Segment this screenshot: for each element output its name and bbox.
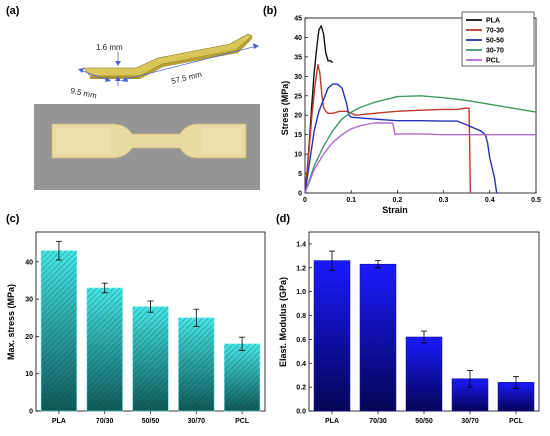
bar-hatch-pcl — [224, 343, 260, 411]
x-tick-label: 0.4 — [485, 197, 495, 204]
thickness-label: 1.6 mm — [96, 43, 123, 52]
panel-label-d: (d) — [276, 213, 290, 225]
y-tick-label: 25 — [294, 93, 302, 100]
y-tick-label: 30 — [294, 74, 302, 81]
y-tick-label: 30 — [25, 297, 33, 304]
legend-label-pla: PLA — [486, 18, 500, 25]
bar-hatch-30-70 — [178, 317, 215, 411]
x-tick-label: 0.5 — [531, 197, 541, 204]
y-axis-title: Elast. Modulus (GPa) — [278, 277, 288, 367]
y-tick-label: 15 — [294, 132, 302, 139]
y-tick-label: 35 — [294, 54, 302, 61]
width-label: 9.5 mm — [70, 86, 98, 100]
y-tick-label: 45 — [294, 16, 302, 23]
x-tick-label: 0.1 — [346, 197, 356, 204]
y-tick-label: 1.2 — [296, 265, 306, 272]
legend-label-50-50: 50-50 — [486, 38, 504, 45]
x-tick-label-50-50: 50/50 — [415, 418, 433, 425]
y-tick-label: 10 — [294, 152, 302, 159]
y-tick-label: 1.0 — [296, 289, 306, 296]
y-tick-label: 20 — [294, 113, 302, 120]
legend-label-70-30: 70-30 — [486, 28, 504, 35]
y-tick-label: 1.4 — [296, 241, 306, 248]
y-tick-label: 10 — [25, 371, 33, 378]
y-tick-label: 0.8 — [296, 313, 306, 320]
x-tick-label-70-30: 70/30 — [369, 418, 387, 425]
y-tick-label: 0.0 — [296, 409, 306, 416]
x-tick-label-30-70: 30/70 — [461, 418, 479, 425]
bar-hatch-pla — [41, 250, 77, 411]
y-tick-label: 40 — [25, 259, 33, 266]
y-tick-label: 20 — [25, 334, 33, 341]
y-tick-label: 0 — [298, 191, 302, 198]
y-tick-label: 0.4 — [296, 361, 306, 368]
x-tick-label-pla: PLA — [325, 418, 339, 425]
x-tick-label: 0.2 — [393, 197, 403, 204]
y-tick-label: 5 — [298, 171, 302, 178]
x-tick-label-pla: PLA — [52, 418, 66, 425]
dimension-arrows — [78, 43, 259, 86]
legend-label-pcl: PCL — [486, 58, 501, 65]
y-tick-label: 0.2 — [296, 385, 306, 392]
x-axis-title: Strain — [382, 205, 408, 215]
x-tick-label-70-30: 70/30 — [96, 418, 114, 425]
legend: PLA 70-30 50-50 30-70 PCL — [461, 11, 535, 67]
specimen-photo — [34, 104, 260, 190]
bar-hatch-50-50 — [132, 306, 169, 411]
panel-label-c: (c) — [6, 213, 20, 225]
bar-pla — [313, 260, 351, 412]
x-tick-label: 0.3 — [439, 197, 449, 204]
legend-label-30-70: 30-70 — [486, 48, 504, 55]
y-axis-title: Stress (MPa) — [280, 81, 290, 136]
plot-frame — [304, 17, 537, 194]
x-tick-label-pcl: PCL — [509, 418, 524, 425]
x-tick-label-30-70: 30/70 — [188, 418, 206, 425]
x-tick-label-50-50: 50/50 — [142, 418, 160, 425]
x-tick-label: 0 — [303, 197, 307, 204]
stress-strain-chart: 0 0.1 0.2 0.3 0.4 0.5 0 5 10 15 20 25 30 35 40 45 Stres… — [280, 11, 541, 215]
length-label: 57.5 mm — [170, 70, 203, 86]
bar-hatch-70-30 — [86, 287, 123, 411]
x-tick-label-pcl: PCL — [235, 418, 250, 425]
series-line-pcl — [304, 122, 536, 194]
elastic-modulus-chart: 0.0 0.2 0.4 0.6 0.8 1.0 1.2 1.4 PLA 70/30 50/50 30/… — [278, 231, 540, 425]
bar-50-50 — [405, 336, 443, 412]
bar-70-30 — [359, 263, 397, 412]
series-line-70-30 — [304, 64, 472, 194]
max-stress-chart: 0 10 20 30 40 PLA 70/30 50/50 30/70 PCL Max. stre… — [6, 231, 266, 425]
y-tick-label: 0.6 — [296, 337, 306, 344]
y-tick-label: 40 — [294, 35, 302, 42]
panel-label-a: (a) — [6, 5, 20, 17]
y-axis-title: Max. stress (MPa) — [6, 284, 16, 360]
y-tick-label: 0 — [29, 409, 33, 416]
series-line-30-70 — [304, 95, 537, 194]
specimen-3d-model — [83, 33, 253, 79]
panel-label-b: (b) — [263, 5, 277, 17]
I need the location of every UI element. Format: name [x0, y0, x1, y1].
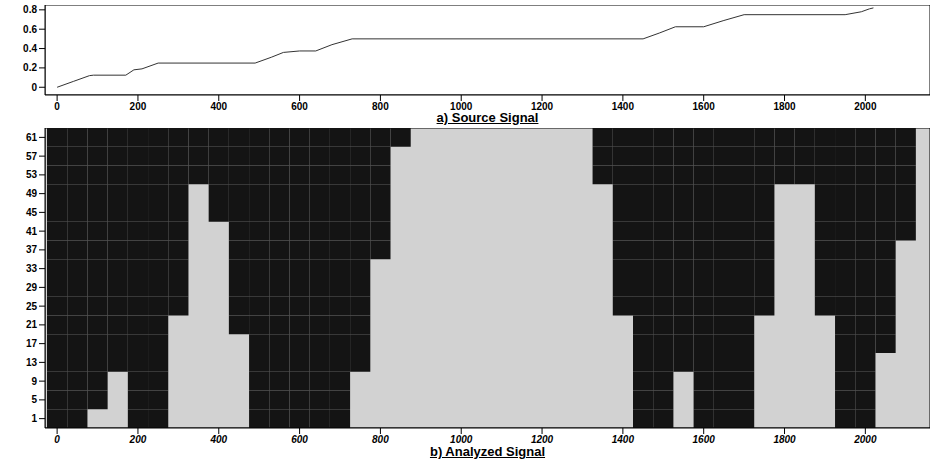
- svg-text:1: 1: [31, 413, 37, 424]
- svg-text:0: 0: [54, 434, 60, 444]
- html-text:a) Source Signal: a) Source Signal: [436, 110, 539, 125]
- svg-text:41: 41: [26, 226, 38, 237]
- svg-text:1200: 1200: [531, 434, 554, 444]
- svg-text:1000: 1000: [450, 101, 473, 113]
- svg-text:200: 200: [130, 101, 147, 112]
- svg-text:600: 600: [291, 101, 308, 112]
- svg-text:61: 61: [26, 132, 38, 143]
- svg-text:57: 57: [26, 151, 38, 162]
- svg-text:400: 400: [210, 101, 227, 112]
- svg-text:0: 0: [54, 101, 60, 112]
- svg-text:37: 37: [26, 244, 38, 255]
- html-text:b) Analyzed Signal: b) Analyzed Signal: [430, 444, 545, 459]
- svg-text:49: 49: [26, 188, 38, 199]
- svg-text:1200: 1200: [530, 101, 554, 113]
- svg-text:9: 9: [31, 376, 37, 387]
- svg-text:400: 400: [209, 434, 227, 444]
- svg-text:53: 53: [26, 169, 38, 180]
- svg-text:200: 200: [129, 434, 147, 444]
- svg-text:2000: 2000: [853, 434, 877, 444]
- svg-text:1800: 1800: [773, 101, 796, 112]
- svg-text:13: 13: [26, 357, 38, 368]
- svg-text:25: 25: [26, 301, 38, 312]
- svg-text:1400: 1400: [612, 101, 635, 112]
- svg-text:5: 5: [31, 394, 37, 405]
- svg-text:29: 29: [26, 282, 38, 293]
- svg-text:800: 800: [372, 434, 389, 444]
- svg-text:21: 21: [26, 319, 38, 330]
- svg-text:1600: 1600: [693, 101, 716, 112]
- svg-text:1600: 1600: [693, 434, 716, 444]
- svg-text:0.2: 0.2: [23, 62, 37, 73]
- svg-text:45: 45: [26, 207, 38, 218]
- svg-text:0: 0: [31, 82, 37, 93]
- svg-text:0.4: 0.4: [23, 43, 37, 54]
- svg-text:600: 600: [291, 434, 308, 444]
- svg-text:1800: 1800: [773, 434, 796, 444]
- svg-text:0.8: 0.8: [23, 4, 37, 15]
- svg-text:17: 17: [26, 338, 38, 349]
- svg-text:0.6: 0.6: [23, 24, 37, 35]
- svg-text:800: 800: [372, 101, 389, 112]
- svg-text:2000: 2000: [854, 101, 877, 112]
- svg-text:1400: 1400: [612, 434, 635, 444]
- svg-text:1000: 1000: [450, 434, 473, 444]
- svg-text:33: 33: [26, 263, 38, 274]
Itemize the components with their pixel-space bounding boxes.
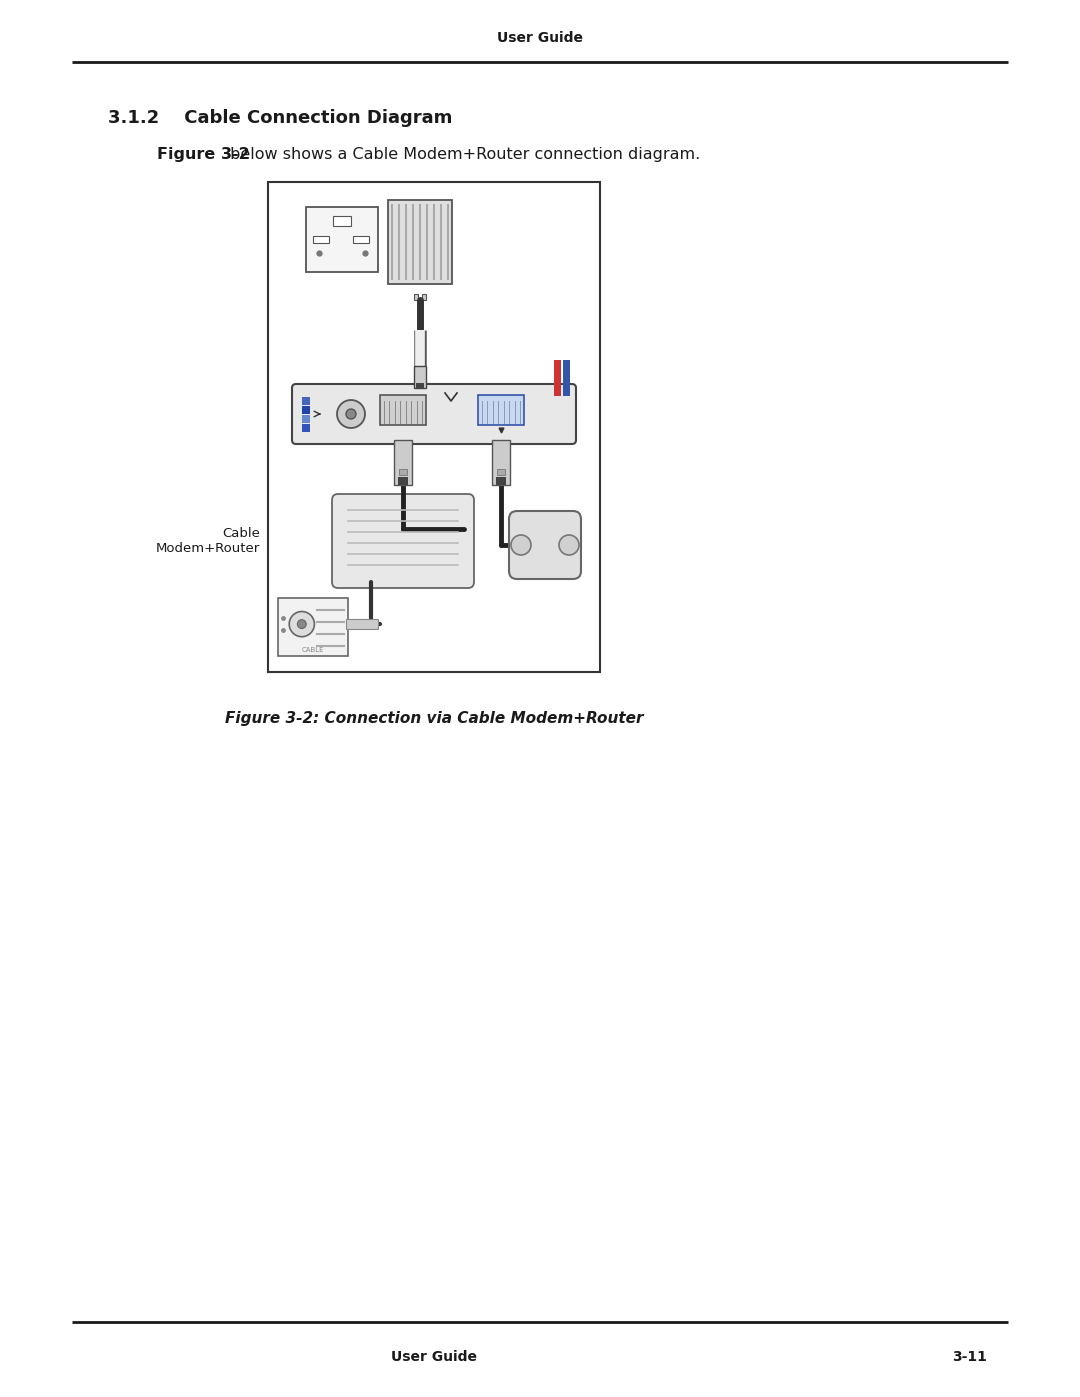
Bar (353, 236, 368, 243)
Bar (478, 395, 524, 425)
Text: 3-11: 3-11 (953, 1350, 987, 1363)
Bar (302, 407, 310, 414)
Bar (422, 293, 426, 300)
Bar (302, 425, 310, 432)
Bar (388, 200, 453, 284)
Text: CABLE: CABLE (301, 647, 324, 652)
Circle shape (346, 409, 356, 419)
Text: below shows a Cable Modem+Router connection diagram.: below shows a Cable Modem+Router connect… (225, 148, 700, 162)
Bar (496, 476, 507, 485)
Bar (268, 182, 600, 672)
Circle shape (559, 535, 579, 555)
Bar (302, 415, 310, 423)
Circle shape (297, 620, 307, 629)
FancyBboxPatch shape (509, 511, 581, 578)
Text: Figure 3-2: Figure 3-2 (157, 148, 249, 162)
Bar (399, 469, 407, 475)
Bar (399, 476, 408, 485)
Bar (346, 619, 378, 629)
Bar (416, 383, 424, 388)
Circle shape (289, 612, 314, 637)
Circle shape (511, 535, 531, 555)
Text: 3.1.2    Cable Connection Diagram: 3.1.2 Cable Connection Diagram (108, 109, 453, 127)
Circle shape (337, 400, 365, 427)
Bar (414, 366, 426, 388)
Text: Figure 3-2: Connection via Cable Modem+Router: Figure 3-2: Connection via Cable Modem+R… (225, 711, 644, 725)
Bar (497, 469, 505, 475)
Bar (334, 217, 351, 226)
Bar (492, 440, 510, 485)
Bar (306, 207, 378, 272)
Bar (563, 360, 570, 395)
Bar (313, 236, 329, 243)
FancyBboxPatch shape (292, 384, 576, 444)
Bar (380, 395, 426, 425)
Text: Cable
Modem+Router: Cable Modem+Router (156, 527, 260, 555)
Bar (554, 360, 561, 395)
Bar (414, 293, 418, 300)
Text: User Guide: User Guide (391, 1350, 477, 1363)
Bar (394, 440, 411, 485)
Bar (278, 598, 348, 657)
Bar (302, 397, 310, 405)
FancyBboxPatch shape (332, 495, 474, 588)
Text: User Guide: User Guide (497, 31, 583, 45)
────────────────────
### [Task brief]
Please copy out every entry above exactly, from the line containing "bar-hatch-pcl — [224, 343, 260, 411]" down to the line containing "y-tick-label: 0.2 — [296, 385, 306, 392]", including both of those lines.

### [Complete output]
bar-hatch-pcl — [224, 343, 260, 411]
x-tick-label: 0.4 — [485, 197, 495, 204]
thickness-label: 1.6 mm — [96, 43, 123, 52]
panel-label-d: (d) — [276, 213, 290, 225]
y-tick-label: 25 — [294, 93, 302, 100]
y-tick-label: 30 — [294, 74, 302, 81]
y-tick-label: 30 — [25, 297, 33, 304]
legend-label-pla: PLA — [486, 18, 500, 25]
bar-hatch-30-70 — [178, 317, 215, 411]
x-tick-label: 0.5 — [531, 197, 541, 204]
y-axis-title: Elast. Modulus (GPa) — [278, 277, 288, 367]
y-tick-label: 15 — [294, 132, 302, 139]
y-tick-label: 35 — [294, 54, 302, 61]
width-label: 9.5 mm — [70, 86, 98, 100]
y-tick-label: 45 — [294, 16, 302, 23]
x-tick-label: 0.1 — [346, 197, 356, 204]
y-tick-label: 1.2 — [296, 265, 306, 272]
legend-label-50-50: 50-50 — [486, 38, 504, 45]
x-tick-label-50-50: 50/50 — [415, 418, 433, 425]
y-tick-label: 10 — [294, 152, 302, 159]
y-tick-label: 1.0 — [296, 289, 306, 296]
y-tick-label: 20 — [294, 113, 302, 120]
legend-label-70-30: 70-30 — [486, 28, 504, 35]
y-tick-label: 1.4 — [296, 241, 306, 248]
y-tick-label: 10 — [25, 371, 33, 378]
y-tick-label: 0.8 — [296, 313, 306, 320]
x-tick-label-70-30: 70/30 — [369, 418, 387, 425]
y-tick-label: 0.0 — [296, 409, 306, 416]
x-tick-label-30-70: 30/70 — [461, 418, 479, 425]
bar-hatch-pla — [41, 250, 77, 411]
y-tick-label: 40 — [25, 259, 33, 266]
y-tick-label: 20 — [25, 334, 33, 341]
y-tick-label: 0 — [298, 191, 302, 198]
y-tick-label: 0.4 — [296, 361, 306, 368]
x-tick-label-pla: PLA — [325, 418, 339, 425]
x-tick-label: 0.2 — [393, 197, 403, 204]
y-tick-label: 5 — [298, 171, 302, 178]
x-tick-label-pla: PLA — [52, 418, 66, 425]
dimension-arrows — [78, 43, 259, 86]
legend-label-pcl: PCL — [486, 58, 501, 65]
y-tick-label: 0.2 — [296, 385, 306, 392]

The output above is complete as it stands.